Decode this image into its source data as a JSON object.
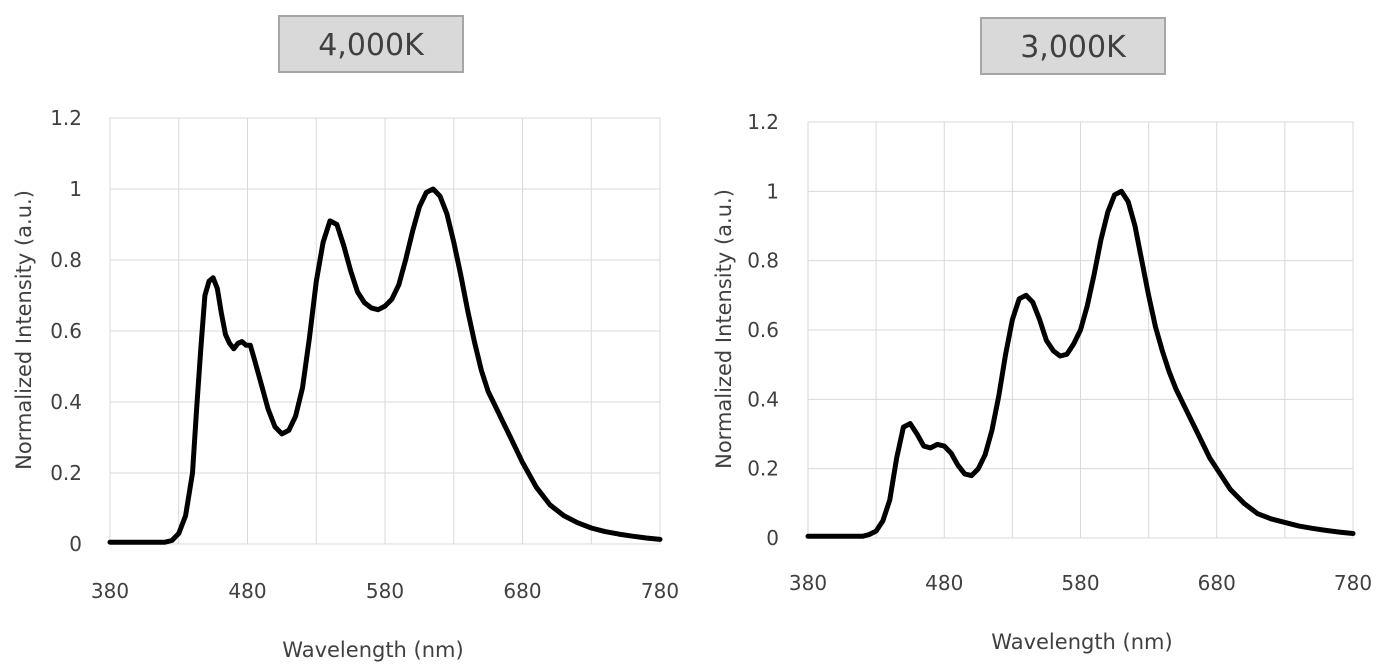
{
  "chart_data": [
    {
      "type": "line",
      "title": "4,000K",
      "xlabel": "Wavelength (nm)",
      "ylabel": "Normalized Intensity (a.u.)",
      "xlim": [
        380,
        780
      ],
      "ylim": [
        0,
        1.2
      ],
      "xticks": [
        380,
        480,
        580,
        680,
        780
      ],
      "yticks": [
        0,
        0.2,
        0.4,
        0.6,
        0.8,
        1,
        1.2
      ],
      "xtick_labels": [
        "380",
        "480",
        "580",
        "680",
        "780"
      ],
      "ytick_labels": [
        "0",
        "0.2",
        "0.4",
        "0.6",
        "0.8",
        "1",
        "1.2"
      ],
      "grid": true,
      "series": [
        {
          "color": "#000000",
          "x": [
            380,
            420,
            425,
            430,
            435,
            440,
            443,
            446,
            449,
            452,
            455,
            458,
            461,
            464,
            467,
            470,
            473,
            476,
            479,
            482,
            485,
            490,
            495,
            500,
            505,
            510,
            515,
            520,
            525,
            530,
            535,
            540,
            545,
            550,
            555,
            560,
            565,
            570,
            575,
            580,
            585,
            590,
            595,
            600,
            605,
            610,
            615,
            620,
            625,
            630,
            635,
            640,
            645,
            650,
            655,
            660,
            665,
            670,
            675,
            680,
            690,
            700,
            710,
            720,
            730,
            740,
            750,
            760,
            770,
            780
          ],
          "y": [
            0.005,
            0.005,
            0.01,
            0.03,
            0.08,
            0.2,
            0.38,
            0.55,
            0.7,
            0.74,
            0.75,
            0.72,
            0.65,
            0.59,
            0.565,
            0.55,
            0.565,
            0.57,
            0.56,
            0.56,
            0.52,
            0.45,
            0.38,
            0.33,
            0.31,
            0.32,
            0.36,
            0.44,
            0.58,
            0.74,
            0.85,
            0.91,
            0.9,
            0.84,
            0.77,
            0.71,
            0.68,
            0.665,
            0.66,
            0.67,
            0.69,
            0.73,
            0.8,
            0.88,
            0.95,
            0.99,
            1.0,
            0.98,
            0.93,
            0.85,
            0.76,
            0.66,
            0.57,
            0.49,
            0.43,
            0.39,
            0.35,
            0.31,
            0.27,
            0.23,
            0.16,
            0.11,
            0.08,
            0.06,
            0.045,
            0.035,
            0.028,
            0.022,
            0.017,
            0.013
          ]
        }
      ]
    },
    {
      "type": "line",
      "title": "3,000K",
      "xlabel": "Wavelength (nm)",
      "ylabel": "Normalized Intensity (a.u.)",
      "xlim": [
        380,
        780
      ],
      "ylim": [
        0,
        1.2
      ],
      "xticks": [
        380,
        480,
        580,
        680,
        780
      ],
      "yticks": [
        0,
        0.2,
        0.4,
        0.6,
        0.8,
        1,
        1.2
      ],
      "xtick_labels": [
        "380",
        "480",
        "580",
        "680",
        "780"
      ],
      "ytick_labels": [
        "0",
        "0.2",
        "0.4",
        "0.6",
        "0.8",
        "1",
        "1.2"
      ],
      "grid": true,
      "series": [
        {
          "color": "#000000",
          "x": [
            380,
            420,
            425,
            430,
            435,
            440,
            445,
            450,
            455,
            460,
            465,
            470,
            475,
            480,
            485,
            490,
            495,
            500,
            505,
            510,
            515,
            520,
            525,
            530,
            535,
            540,
            545,
            550,
            555,
            560,
            565,
            570,
            575,
            580,
            585,
            590,
            595,
            600,
            605,
            610,
            615,
            620,
            625,
            630,
            635,
            640,
            645,
            650,
            655,
            660,
            665,
            670,
            675,
            680,
            690,
            700,
            710,
            720,
            730,
            740,
            750,
            760,
            770,
            780
          ],
          "y": [
            0.005,
            0.005,
            0.01,
            0.02,
            0.05,
            0.11,
            0.23,
            0.32,
            0.33,
            0.3,
            0.265,
            0.26,
            0.27,
            0.265,
            0.245,
            0.21,
            0.185,
            0.18,
            0.2,
            0.24,
            0.31,
            0.41,
            0.53,
            0.63,
            0.69,
            0.7,
            0.68,
            0.63,
            0.57,
            0.54,
            0.525,
            0.53,
            0.56,
            0.6,
            0.67,
            0.76,
            0.86,
            0.94,
            0.99,
            1.0,
            0.97,
            0.9,
            0.8,
            0.7,
            0.61,
            0.54,
            0.48,
            0.43,
            0.39,
            0.35,
            0.31,
            0.27,
            0.23,
            0.2,
            0.14,
            0.1,
            0.07,
            0.055,
            0.045,
            0.035,
            0.028,
            0.022,
            0.017,
            0.013
          ]
        }
      ]
    }
  ]
}
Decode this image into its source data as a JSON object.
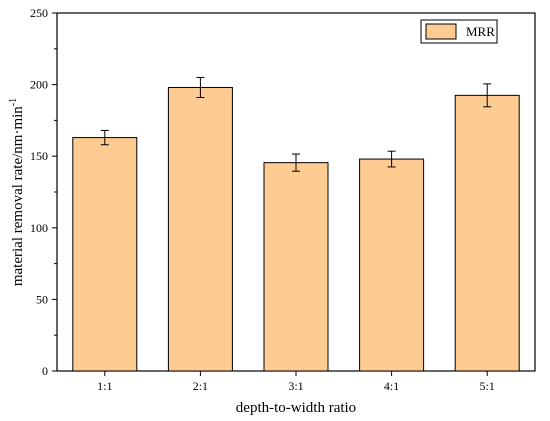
{
  "chart_data": {
    "type": "bar",
    "categories": [
      "1:1",
      "2:1",
      "3:1",
      "4:1",
      "5:1"
    ],
    "series": [
      {
        "name": "MRR",
        "values": [
          163,
          198,
          145.5,
          148,
          192.5
        ],
        "errors": [
          5,
          7,
          6,
          5.5,
          8
        ],
        "color": "#fecb92"
      }
    ],
    "xlabel": "depth-to-width ratio",
    "ylabel": "material removal rate/nm·min",
    "ylabel_superscript": "-1",
    "ylim": [
      0,
      250
    ],
    "yticks": [
      "0",
      "50",
      "100",
      "150",
      "200",
      "250"
    ],
    "legend_position": "top-right",
    "grid": false
  }
}
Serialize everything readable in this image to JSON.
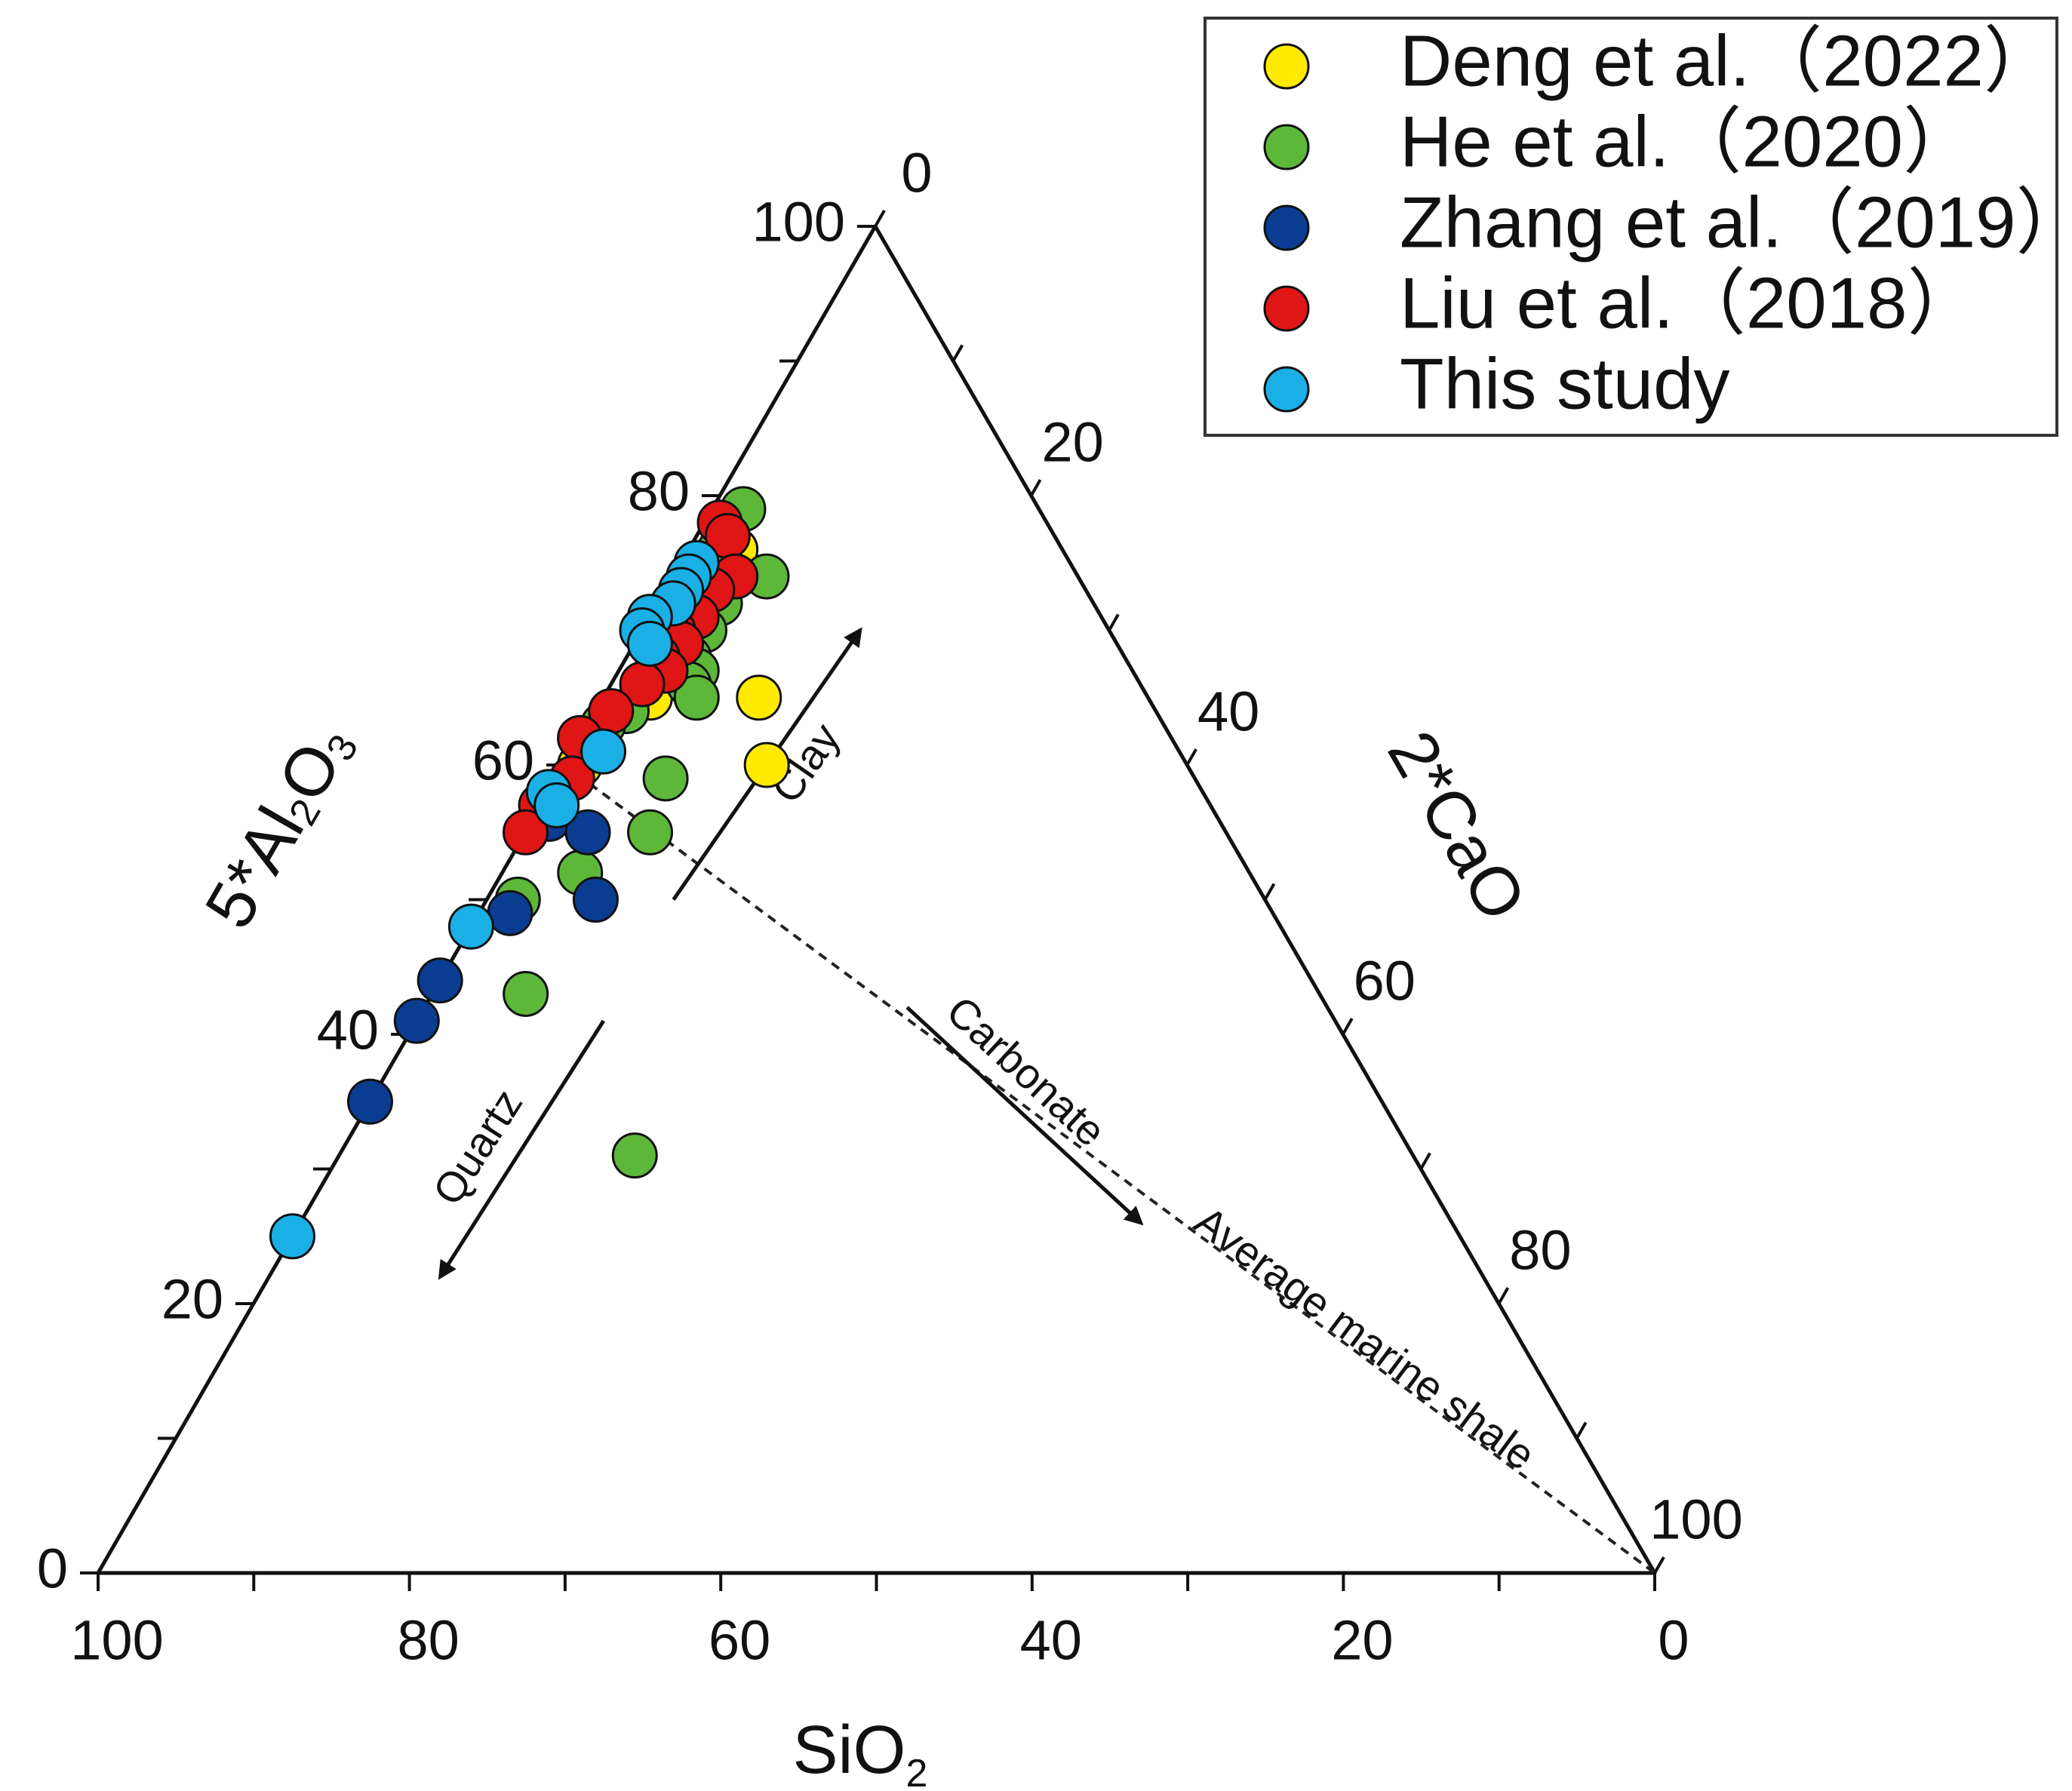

* * * *

TASK INSTRUCTIONS:
Return each line of the data, keeping its wording exact and omitting pictures.

WRITTEN SOLUTION:
Decode this image into its source data as a JSON object.
{
  "chart_data": [
    {
      "type": "line",
      "title": "4,000K",
      "xlabel": "Wavelength (nm)",
      "ylabel": "Normalized Intensity (a.u.)",
      "xlim": [
        380,
        780
      ],
      "ylim": [
        0,
        1.2
      ],
      "xticks": [
        380,
        480,
        580,
        680,
        780
      ],
      "yticks": [
        0,
        0.2,
        0.4,
        0.6,
        0.8,
        1,
        1.2
      ],
      "xtick_labels": [
        "380",
        "480",
        "580",
        "680",
        "780"
      ],
      "ytick_labels": [
        "0",
        "0.2",
        "0.4",
        "0.6",
        "0.8",
        "1",
        "1.2"
      ],
      "grid": true,
      "series": [
        {
          "color": "#000000",
          "x": [
            380,
            420,
            425,
            430,
            435,
            440,
            443,
            446,
            449,
            452,
            455,
            458,
            461,
            464,
            467,
            470,
            473,
            476,
            479,
            482,
            485,
            490,
            495,
            500,
            505,
            510,
            515,
            520,
            525,
            530,
            535,
            540,
            545,
            550,
            555,
            560,
            565,
            570,
            575,
            580,
            585,
            590,
            595,
            600,
            605,
            610,
            615,
            620,
            625,
            630,
            635,
            640,
            645,
            650,
            655,
            660,
            665,
            670,
            675,
            680,
            690,
            700,
            710,
            720,
            730,
            740,
            750,
            760,
            770,
            780
          ],
          "y": [
            0.005,
            0.005,
            0.01,
            0.03,
            0.08,
            0.2,
            0.38,
            0.55,
            0.7,
            0.74,
            0.75,
            0.72,
            0.65,
            0.59,
            0.565,
            0.55,
            0.565,
            0.57,
            0.56,
            0.56,
            0.52,
            0.45,
            0.38,
            0.33,
            0.31,
            0.32,
            0.36,
            0.44,
            0.58,
            0.74,
            0.85,
            0.91,
            0.9,
            0.84,
            0.77,
            0.71,
            0.68,
            0.665,
            0.66,
            0.67,
            0.69,
            0.73,
            0.8,
            0.88,
            0.95,
            0.99,
            1.0,
            0.98,
            0.93,
            0.85,
            0.76,
            0.66,
            0.57,
            0.49,
            0.43,
            0.39,
            0.35,
            0.31,
            0.27,
            0.23,
            0.16,
            0.11,
            0.08,
            0.06,
            0.045,
            0.035,
            0.028,
            0.022,
            0.017,
            0.013
          ]
        }
      ]
    },
    {
      "type": "line",
      "title": "3,000K",
      "xlabel": "Wavelength (nm)",
      "ylabel": "Normalized Intensity (a.u.)",
      "xlim": [
        380,
        780
      ],
      "ylim": [
        0,
        1.2
      ],
      "xticks": [
        380,
        480,
        580,
        680,
        780
      ],
      "yticks": [
        0,
        0.2,
        0.4,
        0.6,
        0.8,
        1,
        1.2
      ],
      "xtick_labels": [
        "380",
        "480",
        "580",
        "680",
        "780"
      ],
      "ytick_labels": [
        "0",
        "0.2",
        "0.4",
        "0.6",
        "0.8",
        "1",
        "1.2"
      ],
      "grid": true,
      "series": [
        {
          "color": "#000000",
          "x": [
            380,
            420,
            425,
            430,
            435,
            440,
            445,
            450,
            455,
            460,
            465,
            470,
            475,
            480,
            485,
            490,
            495,
            500,
            505,
            510,
            515,
            520,
            525,
            530,
            535,
            540,
            545,
            550,
            555,
            560,
            565,
            570,
            575,
            580,
            585,
            590,
            595,
            600,
            605,
            610,
            615,
            620,
            625,
            630,
            635,
            640,
            645,
            650,
            655,
            660,
            665,
            670,
            675,
            680,
            690,
            700,
            710,
            720,
            730,
            740,
            750,
            760,
            770,
            780
          ],
          "y": [
            0.005,
            0.005,
            0.01,
            0.02,
            0.05,
            0.11,
            0.23,
            0.32,
            0.33,
            0.3,
            0.265,
            0.26,
            0.27,
            0.265,
            0.245,
            0.21,
            0.185,
            0.18,
            0.2,
            0.24,
            0.31,
            0.41,
            0.53,
            0.63,
            0.69,
            0.7,
            0.68,
            0.63,
            0.57,
            0.54,
            0.525,
            0.53,
            0.56,
            0.6,
            0.67,
            0.76,
            0.86,
            0.94,
            0.99,
            1.0,
            0.97,
            0.9,
            0.8,
            0.7,
            0.61,
            0.54,
            0.48,
            0.43,
            0.39,
            0.35,
            0.31,
            0.27,
            0.23,
            0.2,
            0.14,
            0.1,
            0.07,
            0.055,
            0.045,
            0.035,
            0.028,
            0.022,
            0.017,
            0.013
          ]
        }
      ]
    }
  ]
}
Decode this image into its source data as a JSON object.
{
  "chart_data": {
    "type": "bar",
    "categories": [
      "1:1",
      "2:1",
      "3:1",
      "4:1",
      "5:1"
    ],
    "series": [
      {
        "name": "MRR",
        "values": [
          163,
          198,
          145.5,
          148,
          192.5
        ],
        "errors": [
          5,
          7,
          6,
          5.5,
          8
        ],
        "color": "#fecb92"
      }
    ],
    "xlabel": "depth-to-width ratio",
    "ylabel": "material removal rate/nm·min",
    "ylabel_superscript": "-1",
    "ylim": [
      0,
      250
    ],
    "yticks": [
      "0",
      "50",
      "100",
      "150",
      "200",
      "250"
    ],
    "legend_position": "top-right",
    "grid": false
  }
}
Serialize everything readable in this image to JSON.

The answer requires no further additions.